*Do this:*
Pick out the lines containing "only".

Data entries:
+++

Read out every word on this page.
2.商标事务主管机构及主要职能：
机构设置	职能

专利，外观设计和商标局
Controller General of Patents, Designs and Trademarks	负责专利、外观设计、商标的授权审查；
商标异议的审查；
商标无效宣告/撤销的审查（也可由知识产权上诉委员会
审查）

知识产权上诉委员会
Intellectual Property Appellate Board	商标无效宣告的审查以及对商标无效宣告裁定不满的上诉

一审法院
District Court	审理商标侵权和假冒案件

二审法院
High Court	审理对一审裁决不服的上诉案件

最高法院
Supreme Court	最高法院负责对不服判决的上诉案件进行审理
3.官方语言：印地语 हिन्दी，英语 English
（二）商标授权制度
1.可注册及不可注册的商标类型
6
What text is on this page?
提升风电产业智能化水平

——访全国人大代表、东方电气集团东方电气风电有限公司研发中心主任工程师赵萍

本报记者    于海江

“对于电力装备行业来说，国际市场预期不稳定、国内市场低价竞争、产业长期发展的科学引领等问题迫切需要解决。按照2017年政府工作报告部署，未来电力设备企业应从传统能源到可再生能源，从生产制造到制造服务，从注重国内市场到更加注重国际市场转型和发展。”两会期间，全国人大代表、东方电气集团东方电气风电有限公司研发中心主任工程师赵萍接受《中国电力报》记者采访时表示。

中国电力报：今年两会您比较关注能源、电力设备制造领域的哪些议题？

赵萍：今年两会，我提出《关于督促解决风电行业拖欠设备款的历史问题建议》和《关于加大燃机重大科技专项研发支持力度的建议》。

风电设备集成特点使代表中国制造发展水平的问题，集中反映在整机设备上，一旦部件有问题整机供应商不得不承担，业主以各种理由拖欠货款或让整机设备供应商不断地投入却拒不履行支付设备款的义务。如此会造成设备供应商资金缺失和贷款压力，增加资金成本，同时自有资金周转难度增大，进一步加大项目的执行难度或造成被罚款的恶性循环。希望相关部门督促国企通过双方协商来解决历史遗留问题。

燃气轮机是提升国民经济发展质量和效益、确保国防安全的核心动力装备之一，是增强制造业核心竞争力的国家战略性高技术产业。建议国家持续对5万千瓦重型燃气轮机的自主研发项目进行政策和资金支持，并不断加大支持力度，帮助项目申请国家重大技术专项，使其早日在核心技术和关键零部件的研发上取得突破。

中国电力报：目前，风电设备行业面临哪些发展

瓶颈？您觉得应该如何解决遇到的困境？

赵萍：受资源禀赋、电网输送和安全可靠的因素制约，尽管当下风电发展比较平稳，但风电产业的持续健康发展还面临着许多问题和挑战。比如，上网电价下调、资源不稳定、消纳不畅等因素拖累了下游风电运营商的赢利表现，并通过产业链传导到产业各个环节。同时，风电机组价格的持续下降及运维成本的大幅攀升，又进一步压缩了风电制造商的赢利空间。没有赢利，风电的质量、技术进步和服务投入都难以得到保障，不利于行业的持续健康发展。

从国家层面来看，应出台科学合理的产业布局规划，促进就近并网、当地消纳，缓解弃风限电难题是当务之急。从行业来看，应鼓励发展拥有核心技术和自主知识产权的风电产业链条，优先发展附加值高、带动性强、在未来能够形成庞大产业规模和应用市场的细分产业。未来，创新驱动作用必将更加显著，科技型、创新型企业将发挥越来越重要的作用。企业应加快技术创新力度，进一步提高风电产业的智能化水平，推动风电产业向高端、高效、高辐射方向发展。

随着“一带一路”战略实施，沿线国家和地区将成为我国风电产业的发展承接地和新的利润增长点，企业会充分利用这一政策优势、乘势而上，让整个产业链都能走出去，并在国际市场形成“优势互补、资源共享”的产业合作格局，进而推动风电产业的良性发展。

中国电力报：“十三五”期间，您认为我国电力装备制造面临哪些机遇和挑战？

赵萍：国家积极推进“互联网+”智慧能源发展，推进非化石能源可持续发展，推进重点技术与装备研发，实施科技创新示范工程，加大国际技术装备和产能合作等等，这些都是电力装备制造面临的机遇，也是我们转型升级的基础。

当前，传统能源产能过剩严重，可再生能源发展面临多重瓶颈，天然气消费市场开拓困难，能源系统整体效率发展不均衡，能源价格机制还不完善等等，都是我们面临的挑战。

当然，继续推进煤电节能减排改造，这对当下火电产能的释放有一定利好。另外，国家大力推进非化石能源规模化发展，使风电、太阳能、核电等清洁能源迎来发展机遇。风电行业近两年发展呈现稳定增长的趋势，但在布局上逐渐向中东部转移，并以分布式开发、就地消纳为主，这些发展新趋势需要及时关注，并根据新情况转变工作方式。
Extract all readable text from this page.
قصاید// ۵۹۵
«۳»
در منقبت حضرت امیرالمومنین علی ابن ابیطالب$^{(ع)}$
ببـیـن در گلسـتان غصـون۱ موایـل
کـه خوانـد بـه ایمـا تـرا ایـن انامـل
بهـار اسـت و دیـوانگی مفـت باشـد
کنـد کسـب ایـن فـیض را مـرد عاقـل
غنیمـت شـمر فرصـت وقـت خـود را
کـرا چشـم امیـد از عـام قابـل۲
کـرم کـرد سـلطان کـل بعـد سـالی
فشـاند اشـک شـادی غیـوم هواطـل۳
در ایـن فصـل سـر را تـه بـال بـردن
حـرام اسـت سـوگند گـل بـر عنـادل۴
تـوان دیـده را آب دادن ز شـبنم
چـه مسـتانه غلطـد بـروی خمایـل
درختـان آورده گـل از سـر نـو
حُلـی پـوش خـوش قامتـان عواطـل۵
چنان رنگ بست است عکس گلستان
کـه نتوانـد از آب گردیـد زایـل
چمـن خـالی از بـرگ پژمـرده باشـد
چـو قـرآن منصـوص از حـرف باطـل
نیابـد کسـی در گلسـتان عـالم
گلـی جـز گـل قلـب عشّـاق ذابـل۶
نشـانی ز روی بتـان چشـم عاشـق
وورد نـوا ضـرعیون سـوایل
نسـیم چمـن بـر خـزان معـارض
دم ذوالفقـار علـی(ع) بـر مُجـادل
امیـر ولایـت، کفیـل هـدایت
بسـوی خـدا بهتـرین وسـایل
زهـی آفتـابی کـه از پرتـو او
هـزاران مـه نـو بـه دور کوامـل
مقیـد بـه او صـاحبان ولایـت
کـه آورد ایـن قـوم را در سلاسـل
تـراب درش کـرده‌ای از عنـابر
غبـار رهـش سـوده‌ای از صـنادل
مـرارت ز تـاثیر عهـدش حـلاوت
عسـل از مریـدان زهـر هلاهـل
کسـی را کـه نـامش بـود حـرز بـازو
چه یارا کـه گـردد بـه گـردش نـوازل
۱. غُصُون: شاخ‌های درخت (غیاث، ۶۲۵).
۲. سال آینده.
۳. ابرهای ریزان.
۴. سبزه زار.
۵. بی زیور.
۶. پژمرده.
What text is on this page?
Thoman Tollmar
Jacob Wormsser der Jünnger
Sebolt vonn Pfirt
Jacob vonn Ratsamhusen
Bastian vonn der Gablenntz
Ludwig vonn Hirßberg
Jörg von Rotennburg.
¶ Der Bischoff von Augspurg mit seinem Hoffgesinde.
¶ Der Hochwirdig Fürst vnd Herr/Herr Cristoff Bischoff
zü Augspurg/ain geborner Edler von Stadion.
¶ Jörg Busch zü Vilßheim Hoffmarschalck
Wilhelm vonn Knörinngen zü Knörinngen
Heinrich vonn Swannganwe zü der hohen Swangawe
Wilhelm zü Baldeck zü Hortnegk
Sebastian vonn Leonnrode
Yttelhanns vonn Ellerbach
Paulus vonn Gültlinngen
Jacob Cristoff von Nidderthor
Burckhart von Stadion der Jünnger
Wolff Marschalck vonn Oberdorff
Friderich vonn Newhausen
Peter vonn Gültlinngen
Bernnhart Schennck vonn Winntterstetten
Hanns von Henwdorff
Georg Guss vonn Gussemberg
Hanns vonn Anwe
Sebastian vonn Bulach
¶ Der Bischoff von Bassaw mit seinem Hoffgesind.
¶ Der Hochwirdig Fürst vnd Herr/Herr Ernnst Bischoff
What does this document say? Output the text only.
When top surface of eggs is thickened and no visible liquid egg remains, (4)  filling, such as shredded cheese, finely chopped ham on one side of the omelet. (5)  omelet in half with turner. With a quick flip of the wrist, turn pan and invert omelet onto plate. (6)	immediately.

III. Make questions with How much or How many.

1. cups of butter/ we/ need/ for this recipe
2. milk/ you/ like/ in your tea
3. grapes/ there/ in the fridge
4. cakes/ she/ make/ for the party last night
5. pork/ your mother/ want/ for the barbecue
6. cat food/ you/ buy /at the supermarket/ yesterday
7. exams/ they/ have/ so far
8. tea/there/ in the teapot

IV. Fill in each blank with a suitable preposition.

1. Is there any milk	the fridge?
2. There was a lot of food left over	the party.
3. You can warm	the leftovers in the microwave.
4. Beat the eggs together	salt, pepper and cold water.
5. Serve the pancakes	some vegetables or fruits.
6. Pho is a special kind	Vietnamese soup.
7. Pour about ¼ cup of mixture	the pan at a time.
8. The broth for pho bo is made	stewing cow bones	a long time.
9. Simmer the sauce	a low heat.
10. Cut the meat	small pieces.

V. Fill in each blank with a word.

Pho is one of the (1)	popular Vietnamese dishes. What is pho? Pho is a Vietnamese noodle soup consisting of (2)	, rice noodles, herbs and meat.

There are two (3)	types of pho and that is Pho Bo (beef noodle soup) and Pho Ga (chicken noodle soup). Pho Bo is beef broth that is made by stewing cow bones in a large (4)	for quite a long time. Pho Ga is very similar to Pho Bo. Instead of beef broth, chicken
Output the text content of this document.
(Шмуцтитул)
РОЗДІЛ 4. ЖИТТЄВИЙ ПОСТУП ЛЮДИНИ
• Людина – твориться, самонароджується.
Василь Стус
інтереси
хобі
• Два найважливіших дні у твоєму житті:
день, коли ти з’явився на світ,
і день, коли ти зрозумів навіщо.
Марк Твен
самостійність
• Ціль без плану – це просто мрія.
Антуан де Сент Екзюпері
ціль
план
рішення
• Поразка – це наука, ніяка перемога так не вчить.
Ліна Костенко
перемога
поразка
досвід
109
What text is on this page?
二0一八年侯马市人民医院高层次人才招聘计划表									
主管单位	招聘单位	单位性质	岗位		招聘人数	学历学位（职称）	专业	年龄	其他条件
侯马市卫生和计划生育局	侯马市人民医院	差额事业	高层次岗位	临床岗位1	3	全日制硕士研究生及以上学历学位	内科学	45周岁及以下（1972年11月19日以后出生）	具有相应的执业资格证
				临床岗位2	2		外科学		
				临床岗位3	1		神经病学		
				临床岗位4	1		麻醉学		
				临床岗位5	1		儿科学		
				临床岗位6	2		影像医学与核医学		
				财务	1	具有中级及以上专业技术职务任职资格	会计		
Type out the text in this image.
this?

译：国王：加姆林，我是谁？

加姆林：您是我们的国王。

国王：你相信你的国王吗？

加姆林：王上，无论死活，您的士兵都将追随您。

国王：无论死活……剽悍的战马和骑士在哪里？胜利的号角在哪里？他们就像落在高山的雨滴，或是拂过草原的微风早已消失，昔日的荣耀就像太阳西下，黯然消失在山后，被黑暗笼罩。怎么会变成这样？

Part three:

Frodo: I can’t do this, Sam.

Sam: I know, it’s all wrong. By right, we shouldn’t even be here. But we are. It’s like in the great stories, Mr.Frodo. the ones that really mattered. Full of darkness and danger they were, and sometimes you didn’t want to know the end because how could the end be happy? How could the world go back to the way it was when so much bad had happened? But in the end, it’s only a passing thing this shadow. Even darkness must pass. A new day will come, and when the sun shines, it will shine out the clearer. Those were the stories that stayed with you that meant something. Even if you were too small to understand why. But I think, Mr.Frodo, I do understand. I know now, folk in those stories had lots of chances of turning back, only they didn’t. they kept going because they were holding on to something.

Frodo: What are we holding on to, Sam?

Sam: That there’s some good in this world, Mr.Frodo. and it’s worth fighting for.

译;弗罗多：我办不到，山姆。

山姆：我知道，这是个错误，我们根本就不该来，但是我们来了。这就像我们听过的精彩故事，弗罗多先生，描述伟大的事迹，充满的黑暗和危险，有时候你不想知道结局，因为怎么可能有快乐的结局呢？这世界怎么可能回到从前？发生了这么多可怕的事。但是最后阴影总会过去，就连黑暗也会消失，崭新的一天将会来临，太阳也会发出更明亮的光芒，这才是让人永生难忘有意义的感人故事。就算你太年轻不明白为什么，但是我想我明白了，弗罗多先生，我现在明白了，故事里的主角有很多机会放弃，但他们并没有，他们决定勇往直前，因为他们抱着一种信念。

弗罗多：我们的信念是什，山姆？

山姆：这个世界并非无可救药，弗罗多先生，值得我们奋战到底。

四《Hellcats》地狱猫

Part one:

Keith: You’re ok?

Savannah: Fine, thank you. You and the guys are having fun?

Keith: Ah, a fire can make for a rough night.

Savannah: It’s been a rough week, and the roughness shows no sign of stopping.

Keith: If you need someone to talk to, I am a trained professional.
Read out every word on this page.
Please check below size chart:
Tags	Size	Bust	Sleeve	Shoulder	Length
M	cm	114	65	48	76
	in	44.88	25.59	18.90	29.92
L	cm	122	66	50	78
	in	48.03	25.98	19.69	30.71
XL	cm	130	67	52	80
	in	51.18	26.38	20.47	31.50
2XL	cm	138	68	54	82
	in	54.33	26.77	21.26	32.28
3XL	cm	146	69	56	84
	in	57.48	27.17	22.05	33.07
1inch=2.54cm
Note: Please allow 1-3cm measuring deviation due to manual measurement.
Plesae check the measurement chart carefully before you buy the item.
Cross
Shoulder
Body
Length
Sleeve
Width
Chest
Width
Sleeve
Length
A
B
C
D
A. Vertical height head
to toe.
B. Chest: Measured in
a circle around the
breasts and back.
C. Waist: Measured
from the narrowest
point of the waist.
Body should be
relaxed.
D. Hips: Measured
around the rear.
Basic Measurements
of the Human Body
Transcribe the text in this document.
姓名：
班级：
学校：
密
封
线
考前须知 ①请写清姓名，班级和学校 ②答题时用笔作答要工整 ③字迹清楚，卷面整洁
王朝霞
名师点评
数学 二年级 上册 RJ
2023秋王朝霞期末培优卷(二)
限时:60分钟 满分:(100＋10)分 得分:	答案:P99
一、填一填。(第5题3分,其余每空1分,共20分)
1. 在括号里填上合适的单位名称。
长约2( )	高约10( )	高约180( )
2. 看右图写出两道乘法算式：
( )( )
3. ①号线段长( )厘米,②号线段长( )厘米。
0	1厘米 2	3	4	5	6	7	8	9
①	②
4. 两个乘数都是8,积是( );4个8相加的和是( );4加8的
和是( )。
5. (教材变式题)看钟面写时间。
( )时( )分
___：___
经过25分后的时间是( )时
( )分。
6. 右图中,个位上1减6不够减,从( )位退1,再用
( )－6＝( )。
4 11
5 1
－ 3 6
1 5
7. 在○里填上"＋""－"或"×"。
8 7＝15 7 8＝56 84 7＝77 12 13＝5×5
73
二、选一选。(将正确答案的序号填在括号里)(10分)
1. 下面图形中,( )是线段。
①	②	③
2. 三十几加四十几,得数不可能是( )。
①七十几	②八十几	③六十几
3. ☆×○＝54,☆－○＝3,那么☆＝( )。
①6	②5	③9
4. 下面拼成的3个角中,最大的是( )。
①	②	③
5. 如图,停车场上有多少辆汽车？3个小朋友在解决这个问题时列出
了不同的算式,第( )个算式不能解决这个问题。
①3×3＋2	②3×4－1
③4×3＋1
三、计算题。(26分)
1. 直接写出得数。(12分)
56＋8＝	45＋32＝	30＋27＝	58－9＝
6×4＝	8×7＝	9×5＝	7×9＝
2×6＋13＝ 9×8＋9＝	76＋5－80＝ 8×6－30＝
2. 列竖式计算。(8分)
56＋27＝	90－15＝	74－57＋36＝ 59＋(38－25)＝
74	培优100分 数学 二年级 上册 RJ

+++

*Response to this task:*
What does this document say? Output the text only.
Sam: I know, it’s all wrong. By right, we shouldn’t even be here. But we are. It’s like in the great stories, Mr.Frodo. the ones that really mattered. Full of darkness and danger they were, and sometimes you didn’t want to know the end because how could the end be happy? How could the world go back to the way it was when so much bad had happened? But in the end, it’s only a passing thing this shadow. Even darkness must pass. A new day will come, and when the sun shines, it will shine out the clearer. Those were the stories that stayed with you that meant something. Even if you were too small to understand why. But I think, Mr.Frodo, I do understand. I know now, folk in those stories had lots of chances of turning back, only they didn’t. they kept going because they were holding on to something.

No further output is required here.